### Task prompt
Can you quote the records below in full, word for word?

### Records supplied
----------

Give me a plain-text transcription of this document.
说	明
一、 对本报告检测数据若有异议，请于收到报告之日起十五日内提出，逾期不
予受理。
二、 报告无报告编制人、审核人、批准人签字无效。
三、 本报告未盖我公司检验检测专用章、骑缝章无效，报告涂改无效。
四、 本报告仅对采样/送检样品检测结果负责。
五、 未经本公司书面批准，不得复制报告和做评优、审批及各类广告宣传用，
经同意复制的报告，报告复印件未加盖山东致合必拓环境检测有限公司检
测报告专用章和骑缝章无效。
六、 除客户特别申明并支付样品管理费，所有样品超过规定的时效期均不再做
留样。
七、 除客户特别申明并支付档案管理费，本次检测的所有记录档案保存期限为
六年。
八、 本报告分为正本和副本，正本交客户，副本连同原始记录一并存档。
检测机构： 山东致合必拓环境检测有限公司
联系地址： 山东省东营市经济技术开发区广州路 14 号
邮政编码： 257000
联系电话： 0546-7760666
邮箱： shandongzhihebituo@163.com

----------

### Answer to the task
Give me a plain-text transcription of this document.
说	明
一、 对本报告检测数据若有异议，请于收到报告之日起十五日内提出，逾期不
予受理。
二、 报告无报告编制人、审核人、批准人签字无效。
三、 本报告未盖我公司检验检测专用章、骑缝章无效，报告涂改无效。
四、 本报告仅对采样/送检样品检测结果负责。
五、 未经本公司书面批准，不得复制报告和做评优、审批及各类广告宣传用，
经同意复制的报告，报告复印件未加盖山东致合必拓环境检测有限公司检
测报告专用章和骑缝章无效。
六、 除客户特别申明并支付样品管理费，所有样品超过规定的时效期均不再做
留样。
七、 除客户特别申明并支付档案管理费，本次检测的所有记录档案保存期限为
六年。
八、 本报告分为正本和副本，正本交客户，副本连同原始记录一并存档。
检测机构： 山东致合必拓环境检测有限公司
联系地址： 山东省东营市经济技术开发区广州路 14 号
邮政编码： 257000
联系电话： 0546-7760666
邮箱： shandongzhihebituo@163.com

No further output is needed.